▶ DIRECTIONS
Read the records and write them out again exactly.

▶ Dataset items
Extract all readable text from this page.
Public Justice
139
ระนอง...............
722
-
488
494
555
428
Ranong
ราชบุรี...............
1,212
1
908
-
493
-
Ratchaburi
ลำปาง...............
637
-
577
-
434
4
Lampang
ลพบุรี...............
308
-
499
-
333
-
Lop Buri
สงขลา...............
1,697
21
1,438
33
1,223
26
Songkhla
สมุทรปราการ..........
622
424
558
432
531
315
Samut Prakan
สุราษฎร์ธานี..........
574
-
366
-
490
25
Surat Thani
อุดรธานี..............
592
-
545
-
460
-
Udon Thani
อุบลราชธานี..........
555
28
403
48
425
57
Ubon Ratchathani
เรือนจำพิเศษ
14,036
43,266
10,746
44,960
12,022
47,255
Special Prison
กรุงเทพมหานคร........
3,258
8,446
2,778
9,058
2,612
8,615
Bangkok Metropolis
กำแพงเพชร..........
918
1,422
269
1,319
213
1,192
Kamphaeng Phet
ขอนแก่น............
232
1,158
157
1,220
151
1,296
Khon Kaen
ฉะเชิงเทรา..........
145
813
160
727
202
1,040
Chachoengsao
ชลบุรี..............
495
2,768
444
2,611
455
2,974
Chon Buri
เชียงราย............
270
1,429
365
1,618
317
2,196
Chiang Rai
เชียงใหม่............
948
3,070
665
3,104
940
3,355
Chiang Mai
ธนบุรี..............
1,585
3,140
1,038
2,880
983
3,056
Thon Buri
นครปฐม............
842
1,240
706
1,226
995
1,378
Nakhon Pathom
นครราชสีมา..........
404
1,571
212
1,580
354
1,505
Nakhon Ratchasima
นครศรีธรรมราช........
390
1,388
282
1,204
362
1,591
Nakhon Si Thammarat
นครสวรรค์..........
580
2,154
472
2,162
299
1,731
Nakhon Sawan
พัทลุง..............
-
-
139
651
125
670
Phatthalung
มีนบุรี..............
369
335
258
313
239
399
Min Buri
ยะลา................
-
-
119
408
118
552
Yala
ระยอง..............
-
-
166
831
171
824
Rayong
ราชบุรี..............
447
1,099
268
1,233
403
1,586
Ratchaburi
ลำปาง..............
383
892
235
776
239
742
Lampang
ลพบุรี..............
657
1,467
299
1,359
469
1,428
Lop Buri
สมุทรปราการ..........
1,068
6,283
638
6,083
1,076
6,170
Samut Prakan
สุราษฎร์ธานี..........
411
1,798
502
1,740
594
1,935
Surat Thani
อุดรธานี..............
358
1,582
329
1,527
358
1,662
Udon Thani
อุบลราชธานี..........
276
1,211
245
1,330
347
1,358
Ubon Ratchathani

▶ COMPLETE OUTPUT
Extract all readable text from this page.
Public Justice
139
ระนอง...............
722
-
488
494
555
428
Ranong
ราชบุรี...............
1,212
1
908
-
493
-
Ratchaburi
ลำปาง...............
637
-
577
-
434
4
Lampang
ลพบุรี...............
308
-
499
-
333
-
Lop Buri
สงขลา...............
1,697
21
1,438
33
1,223
26
Songkhla
สมุทรปราการ..........
622
424
558
432
531
315
Samut Prakan
สุราษฎร์ธานี..........
574
-
366
-
490
25
Surat Thani
อุดรธานี..............
592
-
545
-
460
-
Udon Thani
อุบลราชธานี..........
555
28
403
48
425
57
Ubon Ratchathani
เรือนจำพิเศษ
14,036
43,266
10,746
44,960
12,022
47,255
Special Prison
กรุงเทพมหานคร........
3,258
8,446
2,778
9,058
2,612
8,615
Bangkok Metropolis
กำแพงเพชร..........
918
1,422
269
1,319
213
1,192
Kamphaeng Phet
ขอนแก่น............
232
1,158
157
1,220
151
1,296
Khon Kaen
ฉะเชิงเทรา..........
145
813
160
727
202
1,040
Chachoengsao
ชลบุรี..............
495
2,768
444
2,611
455
2,974
Chon Buri
เชียงราย............
270
1,429
365
1,618
317
2,196
Chiang Rai
เชียงใหม่............
948
3,070
665
3,104
940
3,355
Chiang Mai
ธนบุรี..............
1,585
3,140
1,038
2,880
983
3,056
Thon Buri
นครปฐม............
842
1,240
706
1,226
995
1,378
Nakhon Pathom
นครราชสีมา..........
404
1,571
212
1,580
354
1,505
Nakhon Ratchasima
นครศรีธรรมราช........
390
1,388
282
1,204
362
1,591
Nakhon Si Thammarat
นครสวรรค์..........
580
2,154
472
2,162
299
1,731
Nakhon Sawan
พัทลุง..............
-
-
139
651
125
670
Phatthalung
มีนบุรี..............
369
335
258
313
239
399
Min Buri
ยะลา................
-
-
119
408
118
552
Yala
ระยอง..............
-
-
166
831
171
824
Rayong
ราชบุรี..............
447
1,099
268
1,233
403
1,586
Ratchaburi
ลำปาง..............
383
892
235
776
239
742
Lampang
ลพบุรี..............
657
1,467
299
1,359
469
1,428
Lop Buri
สมุทรปราการ..........
1,068
6,283
638
6,083
1,076
6,170
Samut Prakan
สุราษฎร์ธานี..........
411
1,798
502
1,740
594
1,935
Surat Thani
อุดรธานี..............
358
1,582
329
1,527
358
1,662
Udon Thani
อุบลราชธานี..........
276
1,211
245
1,330
347
1,358
Ubon Ratchathani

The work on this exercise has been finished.